** Start of DATASET CONTENT **
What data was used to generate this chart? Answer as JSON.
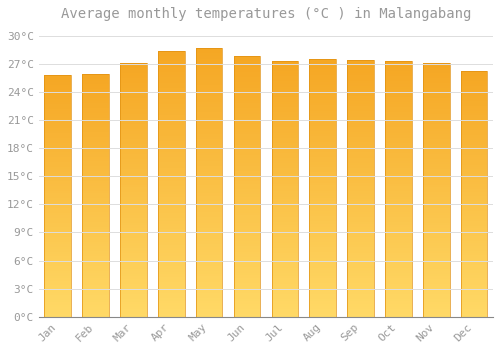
{
  "title": "Average monthly temperatures (°C ) in Malangabang",
  "months": [
    "Jan",
    "Feb",
    "Mar",
    "Apr",
    "May",
    "Jun",
    "Jul",
    "Aug",
    "Sep",
    "Oct",
    "Nov",
    "Dec"
  ],
  "temperatures": [
    25.8,
    25.9,
    27.1,
    28.4,
    28.7,
    27.8,
    27.3,
    27.5,
    27.4,
    27.3,
    27.1,
    26.2
  ],
  "bar_color_top": "#F5A623",
  "bar_color_bottom": "#FFD966",
  "ylim": [
    0,
    31
  ],
  "yticks": [
    0,
    3,
    6,
    9,
    12,
    15,
    18,
    21,
    24,
    27,
    30
  ],
  "ytick_labels": [
    "0°C",
    "3°C",
    "6°C",
    "9°C",
    "12°C",
    "15°C",
    "18°C",
    "21°C",
    "24°C",
    "27°C",
    "30°C"
  ],
  "bg_color": "#FFFFFF",
  "grid_color": "#DDDDDD",
  "title_fontsize": 10,
  "tick_fontsize": 8,
  "font_color": "#999999",
  "bar_edge_color": "#E09010",
  "bar_width": 0.7
}
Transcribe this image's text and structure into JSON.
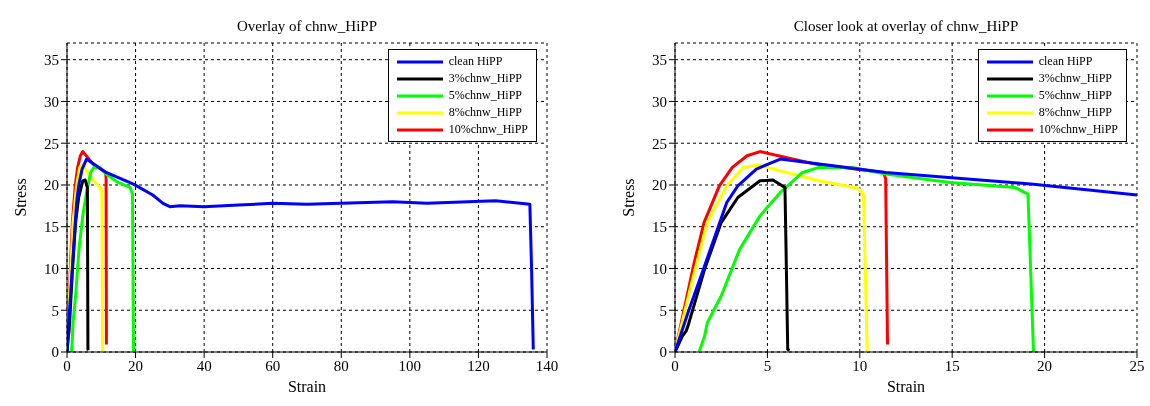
** End of DATASET CONTENT **
• GOAL
Nothing in the entries above should change when they are printed again, except that the pictures are dropped.

• ANSWER TO THIS EXERCISE
What data was used to generate this chart? Answer as JSON.
{
  "title": "Average monthly temperatures (°C ) in Malangabang",
  "months": [
    "Jan",
    "Feb",
    "Mar",
    "Apr",
    "May",
    "Jun",
    "Jul",
    "Aug",
    "Sep",
    "Oct",
    "Nov",
    "Dec"
  ],
  "temperatures": [
    25.8,
    25.9,
    27.1,
    28.4,
    28.7,
    27.8,
    27.3,
    27.5,
    27.4,
    27.3,
    27.1,
    26.2
  ],
  "bar_color_top": "#F5A623",
  "bar_color_bottom": "#FFD966",
  "ylim": [
    0,
    31
  ],
  "yticks": [
    0,
    3,
    6,
    9,
    12,
    15,
    18,
    21,
    24,
    27,
    30
  ],
  "ytick_labels": [
    "0°C",
    "3°C",
    "6°C",
    "9°C",
    "12°C",
    "15°C",
    "18°C",
    "21°C",
    "24°C",
    "27°C",
    "30°C"
  ],
  "bg_color": "#FFFFFF",
  "grid_color": "#DDDDDD",
  "title_fontsize": 10,
  "tick_fontsize": 8,
  "font_color": "#999999",
  "bar_edge_color": "#E09010",
  "bar_width": 0.7
}
Transcribe this image's text and structure into JSON.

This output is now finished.